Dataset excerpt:
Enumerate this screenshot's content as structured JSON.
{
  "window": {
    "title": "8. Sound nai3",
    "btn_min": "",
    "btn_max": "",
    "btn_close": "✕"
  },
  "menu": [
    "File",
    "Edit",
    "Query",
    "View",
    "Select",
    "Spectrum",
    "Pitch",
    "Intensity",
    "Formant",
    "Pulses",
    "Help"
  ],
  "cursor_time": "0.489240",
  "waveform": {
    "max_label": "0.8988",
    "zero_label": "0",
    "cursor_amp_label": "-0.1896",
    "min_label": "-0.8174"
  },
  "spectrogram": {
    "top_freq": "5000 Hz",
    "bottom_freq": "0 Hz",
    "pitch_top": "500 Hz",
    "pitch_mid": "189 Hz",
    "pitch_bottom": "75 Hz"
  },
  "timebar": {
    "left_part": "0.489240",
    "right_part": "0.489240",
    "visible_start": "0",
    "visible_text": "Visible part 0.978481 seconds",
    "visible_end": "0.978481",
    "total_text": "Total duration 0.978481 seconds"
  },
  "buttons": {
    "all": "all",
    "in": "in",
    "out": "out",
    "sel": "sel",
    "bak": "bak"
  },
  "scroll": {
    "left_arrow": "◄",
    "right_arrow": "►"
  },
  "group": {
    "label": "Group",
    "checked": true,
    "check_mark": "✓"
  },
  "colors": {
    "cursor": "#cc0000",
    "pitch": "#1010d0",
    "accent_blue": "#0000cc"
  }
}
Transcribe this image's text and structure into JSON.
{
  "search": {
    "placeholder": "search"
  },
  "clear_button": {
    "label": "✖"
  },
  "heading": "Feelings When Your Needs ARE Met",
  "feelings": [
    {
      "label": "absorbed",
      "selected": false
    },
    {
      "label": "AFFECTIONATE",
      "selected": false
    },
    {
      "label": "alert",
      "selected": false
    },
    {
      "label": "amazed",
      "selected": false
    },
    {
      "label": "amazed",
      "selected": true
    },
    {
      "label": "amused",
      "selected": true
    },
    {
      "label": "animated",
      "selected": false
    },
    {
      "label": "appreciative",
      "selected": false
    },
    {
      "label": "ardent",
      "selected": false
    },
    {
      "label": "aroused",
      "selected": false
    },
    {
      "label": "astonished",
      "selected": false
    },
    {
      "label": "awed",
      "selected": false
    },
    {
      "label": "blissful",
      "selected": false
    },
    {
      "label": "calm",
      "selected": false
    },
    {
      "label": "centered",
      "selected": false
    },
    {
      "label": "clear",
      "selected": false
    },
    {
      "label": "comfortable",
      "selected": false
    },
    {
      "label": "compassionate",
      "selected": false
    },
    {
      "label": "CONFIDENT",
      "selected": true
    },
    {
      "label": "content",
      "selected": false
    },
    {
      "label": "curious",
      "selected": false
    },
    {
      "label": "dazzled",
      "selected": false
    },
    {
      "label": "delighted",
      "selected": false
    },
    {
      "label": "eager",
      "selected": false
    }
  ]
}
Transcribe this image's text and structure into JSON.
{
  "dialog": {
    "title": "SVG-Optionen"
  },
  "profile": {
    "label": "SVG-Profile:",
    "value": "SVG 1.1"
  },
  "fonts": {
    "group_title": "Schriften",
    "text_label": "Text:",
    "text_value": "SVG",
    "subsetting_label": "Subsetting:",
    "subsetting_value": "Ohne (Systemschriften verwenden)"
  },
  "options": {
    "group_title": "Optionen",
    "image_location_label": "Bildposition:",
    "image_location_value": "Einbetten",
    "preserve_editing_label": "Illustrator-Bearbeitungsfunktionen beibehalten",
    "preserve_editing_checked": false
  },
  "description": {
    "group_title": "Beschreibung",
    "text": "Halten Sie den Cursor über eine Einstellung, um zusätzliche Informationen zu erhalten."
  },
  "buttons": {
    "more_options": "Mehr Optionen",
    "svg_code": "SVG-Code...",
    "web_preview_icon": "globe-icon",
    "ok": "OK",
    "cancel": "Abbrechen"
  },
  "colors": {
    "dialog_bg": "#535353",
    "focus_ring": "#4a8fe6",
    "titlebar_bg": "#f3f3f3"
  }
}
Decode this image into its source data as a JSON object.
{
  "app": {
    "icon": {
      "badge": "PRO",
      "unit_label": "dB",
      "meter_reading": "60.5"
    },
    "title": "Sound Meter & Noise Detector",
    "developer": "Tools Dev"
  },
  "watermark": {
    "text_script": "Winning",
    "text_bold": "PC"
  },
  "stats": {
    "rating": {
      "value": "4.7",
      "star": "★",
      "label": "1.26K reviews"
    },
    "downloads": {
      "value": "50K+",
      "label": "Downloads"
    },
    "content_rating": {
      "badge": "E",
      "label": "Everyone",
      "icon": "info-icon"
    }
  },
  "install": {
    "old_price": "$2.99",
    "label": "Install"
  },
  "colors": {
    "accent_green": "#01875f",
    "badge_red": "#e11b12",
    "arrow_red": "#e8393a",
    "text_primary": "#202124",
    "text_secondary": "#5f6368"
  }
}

▶ **Direction**
Repeat the records above in full, character for character.

▶ **Task response**
Enumerate this screenshot's content as structured JSON.
{
  "window": {
    "title": "8. Sound nai3",
    "btn_min": "",
    "btn_max": "",
    "btn_close": "✕"
  },
  "menu": [
    "File",
    "Edit",
    "Query",
    "View",
    "Select",
    "Spectrum",
    "Pitch",
    "Intensity",
    "Formant",
    "Pulses",
    "Help"
  ],
  "cursor_time": "0.489240",
  "waveform": {
    "max_label": "0.8988",
    "zero_label": "0",
    "cursor_amp_label": "-0.1896",
    "min_label": "-0.8174"
  },
  "spectrogram": {
    "top_freq": "5000 Hz",
    "bottom_freq": "0 Hz",
    "pitch_top": "500 Hz",
    "pitch_mid": "189 Hz",
    "pitch_bottom": "75 Hz"
  },
  "timebar": {
    "left_part": "0.489240",
    "right_part": "0.489240",
    "visible_start": "0",
    "visible_text": "Visible part 0.978481 seconds",
    "visible_end": "0.978481",
    "total_text": "Total duration 0.978481 seconds"
  },
  "buttons": {
    "all": "all",
    "in": "in",
    "out": "out",
    "sel": "sel",
    "bak": "bak"
  },
  "scroll": {
    "left_arrow": "◄",
    "right_arrow": "►"
  },
  "group": {
    "label": "Group",
    "checked": true,
    "check_mark": "✓"
  },
  "colors": {
    "cursor": "#cc0000",
    "pitch": "#1010d0",
    "accent_blue": "#0000cc"
  }
}
Transcribe this image's text and structure into JSON.
{
  "search": {
    "placeholder": "search"
  },
  "clear_button": {
    "label": "✖"
  },
  "heading": "Feelings When Your Needs ARE Met",
  "feelings": [
    {
      "label": "absorbed",
      "selected": false
    },
    {
      "label": "AFFECTIONATE",
      "selected": false
    },
    {
      "label": "alert",
      "selected": false
    },
    {
      "label": "amazed",
      "selected": false
    },
    {
      "label": "amazed",
      "selected": true
    },
    {
      "label": "amused",
      "selected": true
    },
    {
      "label": "animated",
      "selected": false
    },
    {
      "label": "appreciative",
      "selected": false
    },
    {
      "label": "ardent",
      "selected": false
    },
    {
      "label": "aroused",
      "selected": false
    },
    {
      "label": "astonished",
      "selected": false
    },
    {
      "label": "awed",
      "selected": false
    },
    {
      "label": "blissful",
      "selected": false
    },
    {
      "label": "calm",
      "selected": false
    },
    {
      "label": "centered",
      "selected": false
    },
    {
      "label": "clear",
      "selected": false
    },
    {
      "label": "comfortable",
      "selected": false
    },
    {
      "label": "compassionate",
      "selected": false
    },
    {
      "label": "CONFIDENT",
      "selected": true
    },
    {
      "label": "content",
      "selected": false
    },
    {
      "label": "curious",
      "selected": false
    },
    {
      "label": "dazzled",
      "selected": false
    },
    {
      "label": "delighted",
      "selected": false
    },
    {
      "label": "eager",
      "selected": false
    }
  ]
}
Transcribe this image's text and structure into JSON.
{
  "dialog": {
    "title": "SVG-Optionen"
  },
  "profile": {
    "label": "SVG-Profile:",
    "value": "SVG 1.1"
  },
  "fonts": {
    "group_title": "Schriften",
    "text_label": "Text:",
    "text_value": "SVG",
    "subsetting_label": "Subsetting:",
    "subsetting_value": "Ohne (Systemschriften verwenden)"
  },
  "options": {
    "group_title": "Optionen",
    "image_location_label": "Bildposition:",
    "image_location_value": "Einbetten",
    "preserve_editing_label": "Illustrator-Bearbeitungsfunktionen beibehalten",
    "preserve_editing_checked": false
  },
  "description": {
    "group_title": "Beschreibung",
    "text": "Halten Sie den Cursor über eine Einstellung, um zusätzliche Informationen zu erhalten."
  },
  "buttons": {
    "more_options": "Mehr Optionen",
    "svg_code": "SVG-Code...",
    "web_preview_icon": "globe-icon",
    "ok": "OK",
    "cancel": "Abbrechen"
  },
  "colors": {
    "dialog_bg": "#535353",
    "focus_ring": "#4a8fe6",
    "titlebar_bg": "#f3f3f3"
  }
}
Decode this image into its source data as a JSON object.
{
  "app": {
    "icon": {
      "badge": "PRO",
      "unit_label": "dB",
      "meter_reading": "60.5"
    },
    "title": "Sound Meter & Noise Detector",
    "developer": "Tools Dev"
  },
  "watermark": {
    "text_script": "Winning",
    "text_bold": "PC"
  },
  "stats": {
    "rating": {
      "value": "4.7",
      "star": "★",
      "label": "1.26K reviews"
    },
    "downloads": {
      "value": "50K+",
      "label": "Downloads"
    },
    "content_rating": {
      "badge": "E",
      "label": "Everyone",
      "icon": "info-icon"
    }
  },
  "install": {
    "old_price": "$2.99",
    "label": "Install"
  },
  "colors": {
    "accent_green": "#01875f",
    "badge_red": "#e11b12",
    "arrow_red": "#e8393a",
    "text_primary": "#202124",
    "text_secondary": "#5f6368"
  }
}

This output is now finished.